### Request
Exactly as they appear, output all of the records. Skip any images.

### Data
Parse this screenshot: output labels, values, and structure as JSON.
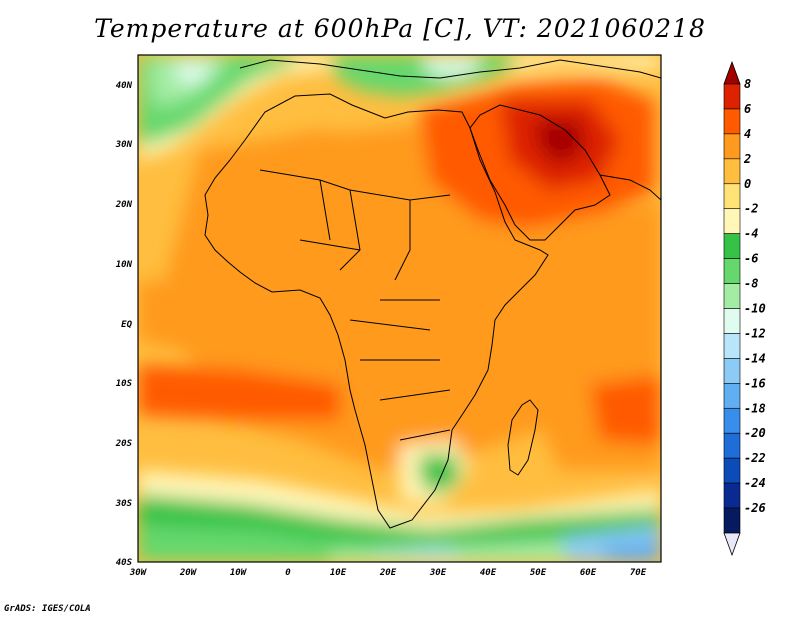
{
  "title": "Temperature at 600hPa [C], VT: 2021060218",
  "credit": "GrADS: IGES/COLA",
  "map": {
    "region": "Africa and Arabian Peninsula",
    "variable": "Temperature at 600hPa",
    "units": "C",
    "valid_time": "2021060218",
    "lon_range": [
      -30,
      75
    ],
    "lat_range": [
      -40,
      45
    ],
    "lon_ticks": [
      "30W",
      "20W",
      "10W",
      "0",
      "10E",
      "20E",
      "30E",
      "40E",
      "50E",
      "60E",
      "70E"
    ],
    "lat_ticks": [
      "40N",
      "30N",
      "20N",
      "10N",
      "EQ",
      "10S",
      "20S",
      "30S",
      "40S"
    ]
  },
  "colorbar": {
    "labels": [
      "8",
      "6",
      "4",
      "2",
      "0",
      "-2",
      "-4",
      "-6",
      "-8",
      "-10",
      "-12",
      "-14",
      "-16",
      "-18",
      "-20",
      "-22",
      "-24",
      "-26"
    ],
    "colors": [
      "#a50000",
      "#dd2200",
      "#ff5a00",
      "#ff9a1e",
      "#ffbe40",
      "#ffe377",
      "#fff6b8",
      "#36c247",
      "#65d86d",
      "#a3eca3",
      "#e0fbef",
      "#b8e5f9",
      "#8ccbf5",
      "#62aef2",
      "#3a8eeb",
      "#1f6dd8",
      "#0c4cb8",
      "#0a2a93",
      "#081a5f",
      "#e8e8f8"
    ]
  }
}
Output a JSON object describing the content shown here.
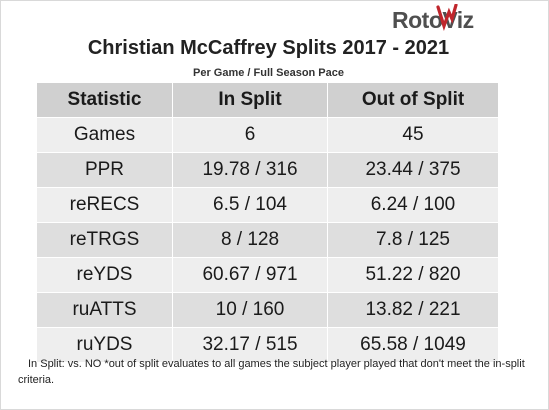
{
  "brand": {
    "logo_text": "RotoViz",
    "logo_accent_color": "#c0262c",
    "logo_text_color": "#4f4f4f"
  },
  "chart_data": {
    "type": "table",
    "title": "Christian McCaffrey Splits 2017 - 2021",
    "subtitle": "Per Game / Full Season Pace",
    "columns": [
      "Statistic",
      "In Split",
      "Out of Split"
    ],
    "rows": [
      [
        "Games",
        "6",
        "45"
      ],
      [
        "PPR",
        "19.78 / 316",
        "23.44 / 375"
      ],
      [
        "reRECS",
        "6.5 / 104",
        "6.24 / 100"
      ],
      [
        "reTRGS",
        "8 / 128",
        "7.8 / 125"
      ],
      [
        "reYDS",
        "60.67 / 971",
        "51.22 / 820"
      ],
      [
        "ruATTS",
        "10 / 160",
        "13.82 / 221"
      ],
      [
        "ruYDS",
        "32.17 / 515",
        "65.58 / 1049"
      ]
    ],
    "footnote": "In Split: vs. NO *out of split evaluates to all games the subject player played that don't meet the in-split criteria."
  }
}
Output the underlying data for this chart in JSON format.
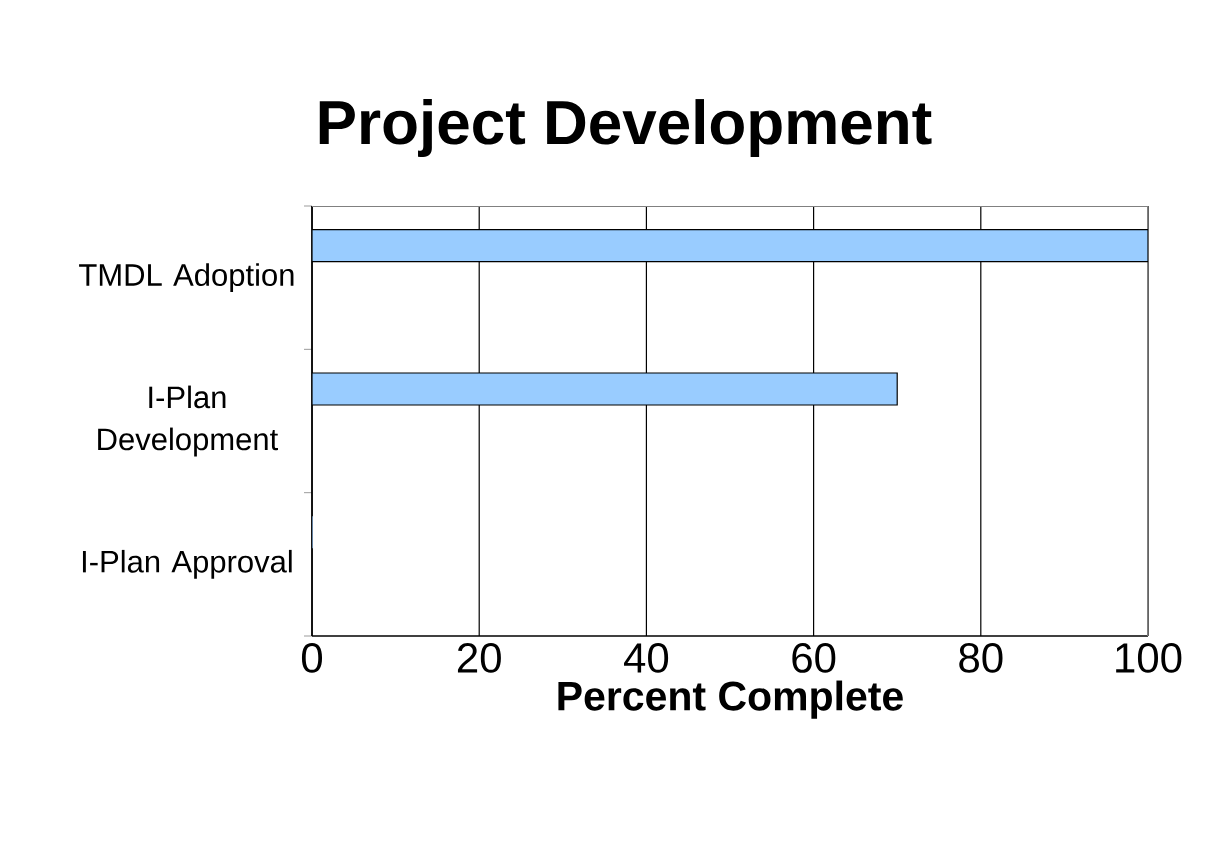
{
  "chart_data": {
    "type": "bar",
    "orientation": "horizontal",
    "title": "Project Development",
    "xlabel": "Percent Complete",
    "categories": [
      "TMDL Adoption",
      "I-Plan Development",
      "I-Plan Approval"
    ],
    "values": [
      100,
      70,
      0
    ],
    "color": "#99ccff",
    "xlim": [
      0,
      100
    ],
    "xticks": [
      0,
      20,
      40,
      60,
      80,
      100
    ],
    "grid": "x"
  }
}
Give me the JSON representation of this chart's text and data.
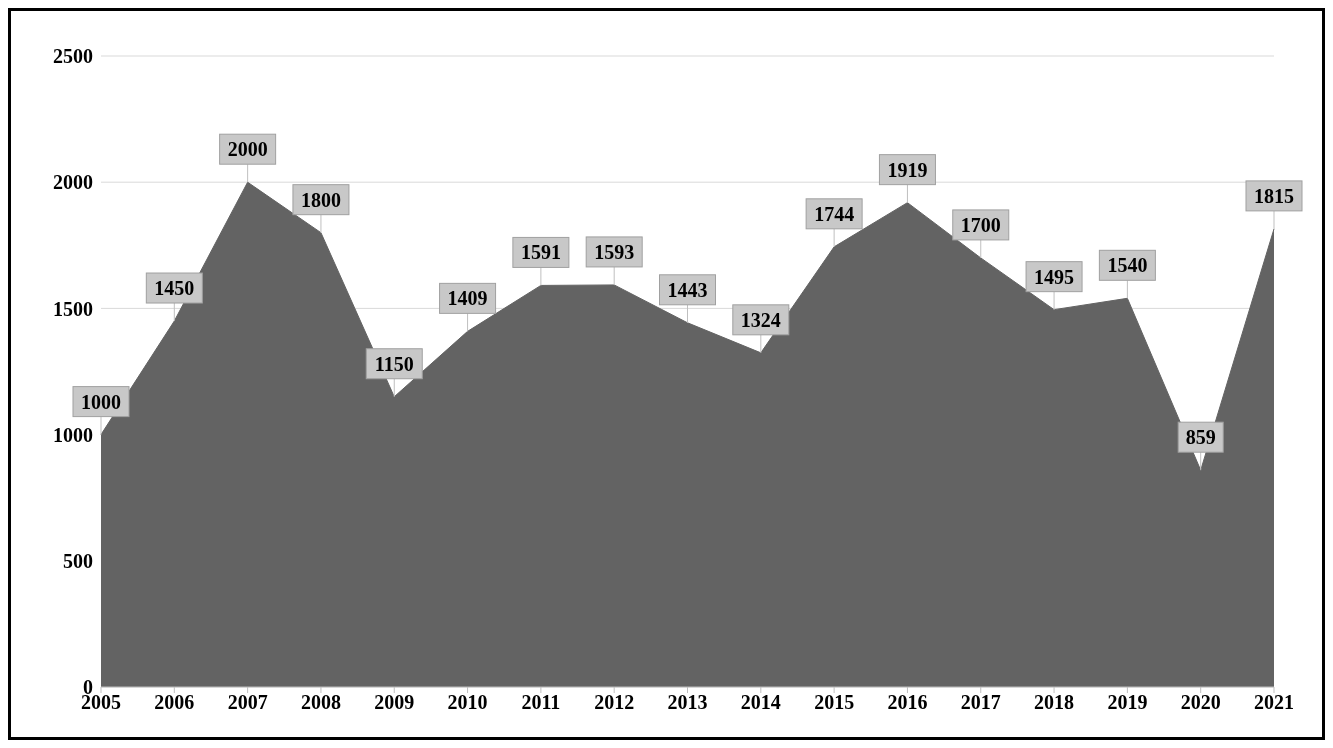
{
  "chart_data": {
    "type": "area",
    "categories": [
      "2005",
      "2006",
      "2007",
      "2008",
      "2009",
      "2010",
      "2011",
      "2012",
      "2013",
      "2014",
      "2015",
      "2016",
      "2017",
      "2018",
      "2019",
      "2020",
      "2021"
    ],
    "values": [
      1000,
      1450,
      2000,
      1800,
      1150,
      1409,
      1591,
      1593,
      1443,
      1324,
      1744,
      1919,
      1700,
      1495,
      1540,
      859,
      1815
    ],
    "color": "#636363",
    "ylim": [
      0,
      2500
    ],
    "yticks": [
      0,
      500,
      1000,
      1500,
      2000,
      2500
    ],
    "grid": "y",
    "data_labels": true
  }
}
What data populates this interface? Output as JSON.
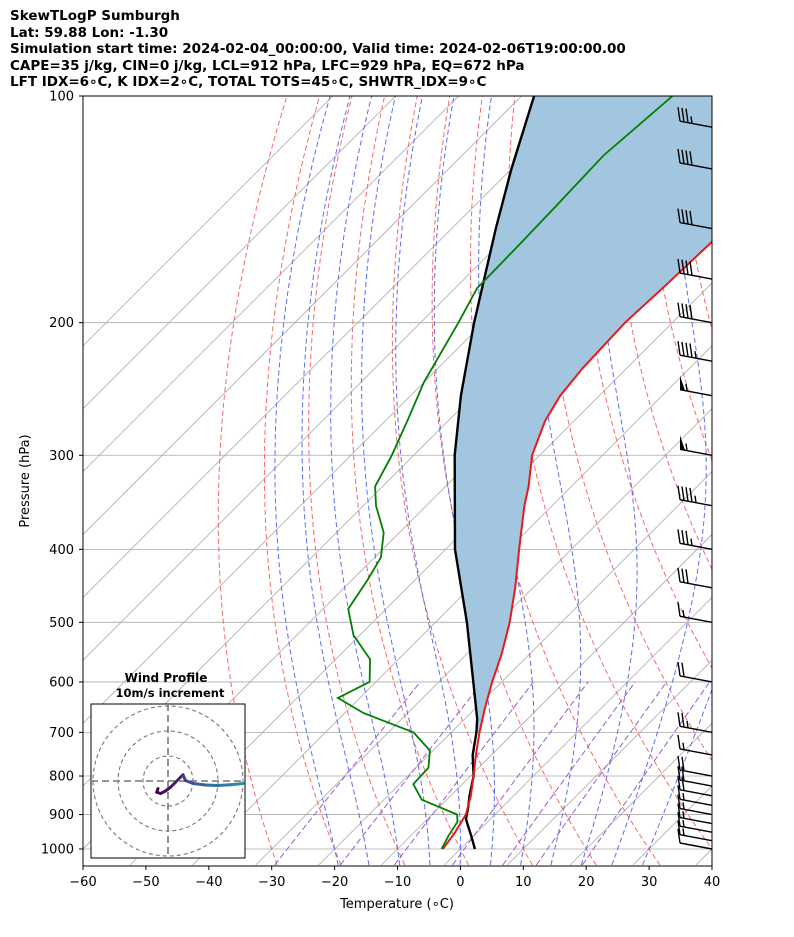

### Written solution
Parse this screenshot: output labels, values, and structure as JSON.
{
  "title": "Temperature at 600hPa [C], VT: 2021060218",
  "credit": "GrADS: IGES/COLA",
  "map": {
    "region": "Africa and Arabian Peninsula",
    "variable": "Temperature at 600hPa",
    "units": "C",
    "valid_time": "2021060218",
    "lon_range": [
      -30,
      75
    ],
    "lat_range": [
      -40,
      45
    ],
    "lon_ticks": [
      "30W",
      "20W",
      "10W",
      "0",
      "10E",
      "20E",
      "30E",
      "40E",
      "50E",
      "60E",
      "70E"
    ],
    "lat_ticks": [
      "40N",
      "30N",
      "20N",
      "10N",
      "EQ",
      "10S",
      "20S",
      "30S",
      "40S"
    ]
  },
  "colorbar": {
    "labels": [
      "8",
      "6",
      "4",
      "2",
      "0",
      "-2",
      "-4",
      "-6",
      "-8",
      "-10",
      "-12",
      "-14",
      "-16",
      "-18",
      "-20",
      "-22",
      "-24",
      "-26"
    ],
    "colors": [
      "#a50000",
      "#dd2200",
      "#ff5a00",
      "#ff9a1e",
      "#ffbe40",
      "#ffe377",
      "#fff6b8",
      "#36c247",
      "#65d86d",
      "#a3eca3",
      "#e0fbef",
      "#b8e5f9",
      "#8ccbf5",
      "#62aef2",
      "#3a8eeb",
      "#1f6dd8",
      "#0c4cb8",
      "#0a2a93",
      "#081a5f",
      "#e8e8f8"
    ]
  }
}
Output a JSON object describing the content shown here.
{
  "brand": {
    "logo_text": "RotoViz",
    "logo_accent_color": "#c0262c",
    "logo_text_color": "#4f4f4f"
  },
  "chart_data": {
    "type": "table",
    "title": "Christian McCaffrey Splits 2017 - 2021",
    "subtitle": "Per Game / Full Season Pace",
    "columns": [
      "Statistic",
      "In Split",
      "Out of Split"
    ],
    "rows": [
      [
        "Games",
        "6",
        "45"
      ],
      [
        "PPR",
        "19.78 / 316",
        "23.44 / 375"
      ],
      [
        "reRECS",
        "6.5 / 104",
        "6.24 / 100"
      ],
      [
        "reTRGS",
        "8 / 128",
        "7.8 / 125"
      ],
      [
        "reYDS",
        "60.67 / 971",
        "51.22 / 820"
      ],
      [
        "ruATTS",
        "10 / 160",
        "13.82 / 221"
      ],
      [
        "ruYDS",
        "32.17 / 515",
        "65.58 / 1049"
      ]
    ],
    "footnote": "In Split: vs. NO *out of split evaluates to all games the subject player played that don't meet the in-split criteria."
  }
}
Output the underlying data for this chart in JSON format.
{
  "chart_data": {
    "type": "bar",
    "orientation": "horizontal",
    "title": "Project Development",
    "xlabel": "Percent Complete",
    "categories": [
      "TMDL Adoption",
      "I-Plan Development",
      "I-Plan Approval"
    ],
    "values": [
      100,
      70,
      0
    ],
    "color": "#99ccff",
    "xlim": [
      0,
      100
    ],
    "xticks": [
      0,
      20,
      40,
      60,
      80,
      100
    ],
    "grid": "x"
  }
}
Give me the JSON representation of this chart's text and data.
{
  "chart_data": {
    "type": "area",
    "categories": [
      "2005",
      "2006",
      "2007",
      "2008",
      "2009",
      "2010",
      "2011",
      "2012",
      "2013",
      "2014",
      "2015",
      "2016",
      "2017",
      "2018",
      "2019",
      "2020",
      "2021"
    ],
    "values": [
      1000,
      1450,
      2000,
      1800,
      1150,
      1409,
      1591,
      1593,
      1443,
      1324,
      1744,
      1919,
      1700,
      1495,
      1540,
      859,
      1815
    ],
    "color": "#636363",
    "ylim": [
      0,
      2500
    ],
    "yticks": [
      0,
      500,
      1000,
      1500,
      2000,
      2500
    ],
    "grid": "y",
    "data_labels": true
  }
}
What data populates this interface? Output as JSON.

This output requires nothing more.